:: Exercise materials
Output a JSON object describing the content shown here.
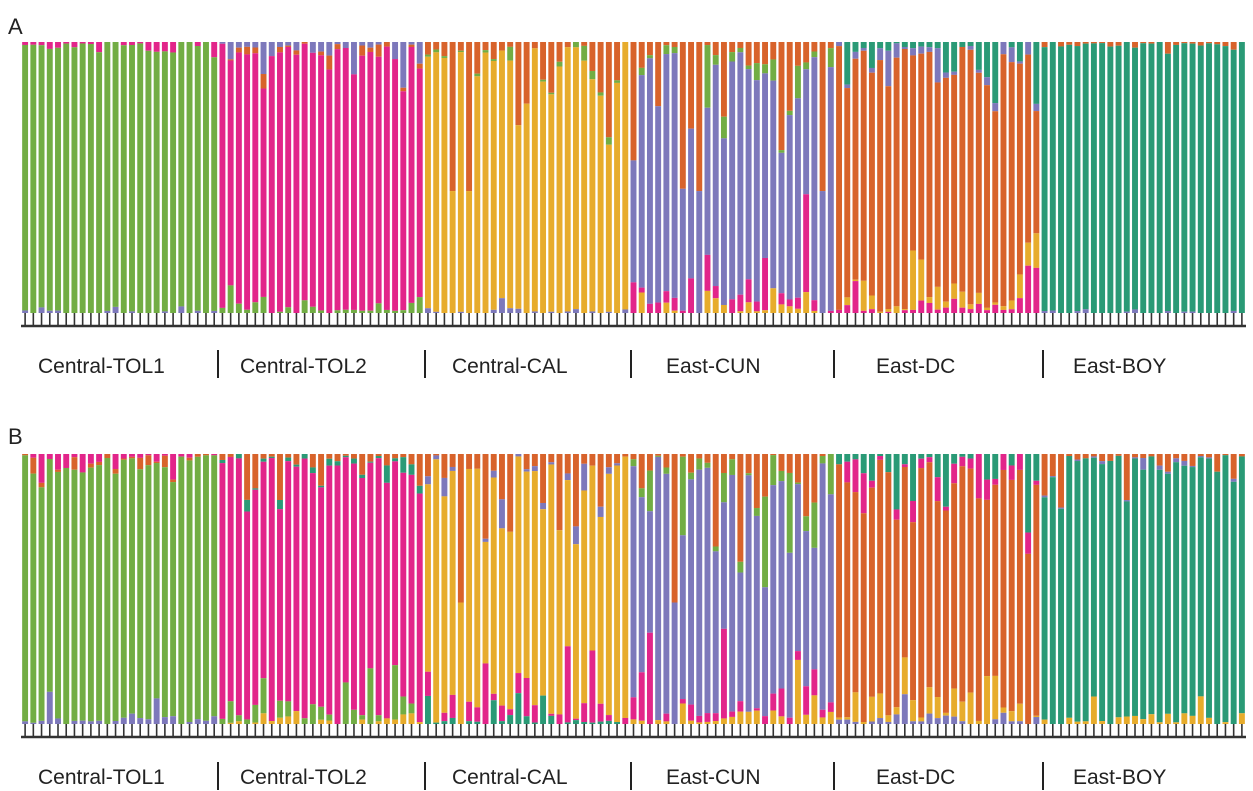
{
  "colors": {
    "green": "#72ad44",
    "magenta": "#e2258a",
    "yellow": "#e7ac2c",
    "orange": "#d8632b",
    "purple": "#7d78bb",
    "teal": "#2a9a76",
    "axis": "#333333"
  },
  "chart_data": [
    {
      "type": "bar",
      "panel": "A",
      "stacked": true,
      "normalized": true,
      "ylim": [
        0,
        1
      ],
      "cluster_colors": [
        "green",
        "magenta",
        "yellow",
        "purple",
        "orange",
        "teal"
      ],
      "populations": [
        {
          "label": "Central-TOL1",
          "main": "green",
          "count": 24,
          "mix": [
            [
              "magenta",
              0.02
            ],
            [
              "purple",
              0.005
            ]
          ]
        },
        {
          "label": "Central-TOL2",
          "main": "magenta",
          "count": 25,
          "mix": [
            [
              "purple",
              0.04
            ],
            [
              "green",
              0.02
            ],
            [
              "orange",
              0.01
            ]
          ]
        },
        {
          "label": "Central-CAL",
          "main": "yellow",
          "count": 25,
          "mix": [
            [
              "orange",
              0.12
            ],
            [
              "purple",
              0.01
            ],
            [
              "green",
              0.01
            ]
          ]
        },
        {
          "label": "East-CUN",
          "main": "purple",
          "count": 25,
          "mix": [
            [
              "orange",
              0.16
            ],
            [
              "magenta",
              0.08
            ],
            [
              "green",
              0.04
            ],
            [
              "yellow",
              0.02
            ]
          ]
        },
        {
          "label": "East-DC",
          "main": "orange",
          "count": 25,
          "mix": [
            [
              "teal",
              0.04
            ],
            [
              "yellow",
              0.05
            ],
            [
              "purple",
              0.03
            ],
            [
              "magenta",
              0.03
            ]
          ]
        },
        {
          "label": "East-BOY",
          "main": "teal",
          "count": 25,
          "mix": [
            [
              "orange",
              0.01
            ],
            [
              "purple",
              0.005
            ]
          ]
        }
      ]
    },
    {
      "type": "bar",
      "panel": "B",
      "stacked": true,
      "normalized": true,
      "ylim": [
        0,
        1
      ],
      "cluster_colors": [
        "green",
        "magenta",
        "yellow",
        "purple",
        "orange",
        "teal"
      ],
      "populations": [
        {
          "label": "Central-TOL1",
          "main": "green",
          "count": 24,
          "mix": [
            [
              "magenta",
              0.03
            ],
            [
              "purple",
              0.02
            ],
            [
              "orange",
              0.01
            ]
          ]
        },
        {
          "label": "Central-TOL2",
          "main": "magenta",
          "count": 25,
          "mix": [
            [
              "orange",
              0.03
            ],
            [
              "green",
              0.04
            ],
            [
              "teal",
              0.02
            ],
            [
              "yellow",
              0.01
            ]
          ]
        },
        {
          "label": "Central-CAL",
          "main": "yellow",
          "count": 25,
          "mix": [
            [
              "orange",
              0.1
            ],
            [
              "magenta",
              0.05
            ],
            [
              "purple",
              0.02
            ],
            [
              "teal",
              0.02
            ]
          ]
        },
        {
          "label": "East-CUN",
          "main": "purple",
          "count": 25,
          "mix": [
            [
              "orange",
              0.12
            ],
            [
              "magenta",
              0.06
            ],
            [
              "green",
              0.06
            ],
            [
              "yellow",
              0.04
            ]
          ]
        },
        {
          "label": "East-DC",
          "main": "orange",
          "count": 25,
          "mix": [
            [
              "teal",
              0.05
            ],
            [
              "yellow",
              0.06
            ],
            [
              "magenta",
              0.04
            ],
            [
              "purple",
              0.02
            ]
          ]
        },
        {
          "label": "East-BOY",
          "main": "teal",
          "count": 25,
          "mix": [
            [
              "orange",
              0.05
            ],
            [
              "yellow",
              0.02
            ],
            [
              "purple",
              0.01
            ]
          ]
        }
      ]
    }
  ],
  "panels": [
    {
      "letter": "A",
      "labels": [
        "Central-TOL1",
        "Central-TOL2",
        "Central-CAL",
        "East-CUN",
        "East-DC",
        "East-BOY"
      ]
    },
    {
      "letter": "B",
      "labels": [
        "Central-TOL1",
        "Central-TOL2",
        "Central-CAL",
        "East-CUN",
        "East-DC",
        "East-BOY"
      ]
    }
  ]
}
::::
- [What is needed]
Reproduce every record above exactly, but leave out the pictures.

- [Answer in full]
Output a JSON object describing the content shown here.
{
  "colors": {
    "green": "#72ad44",
    "magenta": "#e2258a",
    "yellow": "#e7ac2c",
    "orange": "#d8632b",
    "purple": "#7d78bb",
    "teal": "#2a9a76",
    "axis": "#333333"
  },
  "chart_data": [
    {
      "type": "bar",
      "panel": "A",
      "stacked": true,
      "normalized": true,
      "ylim": [
        0,
        1
      ],
      "cluster_colors": [
        "green",
        "magenta",
        "yellow",
        "purple",
        "orange",
        "teal"
      ],
      "populations": [
        {
          "label": "Central-TOL1",
          "main": "green",
          "count": 24,
          "mix": [
            [
              "magenta",
              0.02
            ],
            [
              "purple",
              0.005
            ]
          ]
        },
        {
          "label": "Central-TOL2",
          "main": "magenta",
          "count": 25,
          "mix": [
            [
              "purple",
              0.04
            ],
            [
              "green",
              0.02
            ],
            [
              "orange",
              0.01
            ]
          ]
        },
        {
          "label": "Central-CAL",
          "main": "yellow",
          "count": 25,
          "mix": [
            [
              "orange",
              0.12
            ],
            [
              "purple",
              0.01
            ],
            [
              "green",
              0.01
            ]
          ]
        },
        {
          "label": "East-CUN",
          "main": "purple",
          "count": 25,
          "mix": [
            [
              "orange",
              0.16
            ],
            [
              "magenta",
              0.08
            ],
            [
              "green",
              0.04
            ],
            [
              "yellow",
              0.02
            ]
          ]
        },
        {
          "label": "East-DC",
          "main": "orange",
          "count": 25,
          "mix": [
            [
              "teal",
              0.04
            ],
            [
              "yellow",
              0.05
            ],
            [
              "purple",
              0.03
            ],
            [
              "magenta",
              0.03
            ]
          ]
        },
        {
          "label": "East-BOY",
          "main": "teal",
          "count": 25,
          "mix": [
            [
              "orange",
              0.01
            ],
            [
              "purple",
              0.005
            ]
          ]
        }
      ]
    },
    {
      "type": "bar",
      "panel": "B",
      "stacked": true,
      "normalized": true,
      "ylim": [
        0,
        1
      ],
      "cluster_colors": [
        "green",
        "magenta",
        "yellow",
        "purple",
        "orange",
        "teal"
      ],
      "populations": [
        {
          "label": "Central-TOL1",
          "main": "green",
          "count": 24,
          "mix": [
            [
              "magenta",
              0.03
            ],
            [
              "purple",
              0.02
            ],
            [
              "orange",
              0.01
            ]
          ]
        },
        {
          "label": "Central-TOL2",
          "main": "magenta",
          "count": 25,
          "mix": [
            [
              "orange",
              0.03
            ],
            [
              "green",
              0.04
            ],
            [
              "teal",
              0.02
            ],
            [
              "yellow",
              0.01
            ]
          ]
        },
        {
          "label": "Central-CAL",
          "main": "yellow",
          "count": 25,
          "mix": [
            [
              "orange",
              0.1
            ],
            [
              "magenta",
              0.05
            ],
            [
              "purple",
              0.02
            ],
            [
              "teal",
              0.02
            ]
          ]
        },
        {
          "label": "East-CUN",
          "main": "purple",
          "count": 25,
          "mix": [
            [
              "orange",
              0.12
            ],
            [
              "magenta",
              0.06
            ],
            [
              "green",
              0.06
            ],
            [
              "yellow",
              0.04
            ]
          ]
        },
        {
          "label": "East-DC",
          "main": "orange",
          "count": 25,
          "mix": [
            [
              "teal",
              0.05
            ],
            [
              "yellow",
              0.06
            ],
            [
              "magenta",
              0.04
            ],
            [
              "purple",
              0.02
            ]
          ]
        },
        {
          "label": "East-BOY",
          "main": "teal",
          "count": 25,
          "mix": [
            [
              "orange",
              0.05
            ],
            [
              "yellow",
              0.02
            ],
            [
              "purple",
              0.01
            ]
          ]
        }
      ]
    }
  ],
  "panels": [
    {
      "letter": "A",
      "labels": [
        "Central-TOL1",
        "Central-TOL2",
        "Central-CAL",
        "East-CUN",
        "East-DC",
        "East-BOY"
      ]
    },
    {
      "letter": "B",
      "labels": [
        "Central-TOL1",
        "Central-TOL2",
        "Central-CAL",
        "East-CUN",
        "East-DC",
        "East-BOY"
      ]
    }
  ]
}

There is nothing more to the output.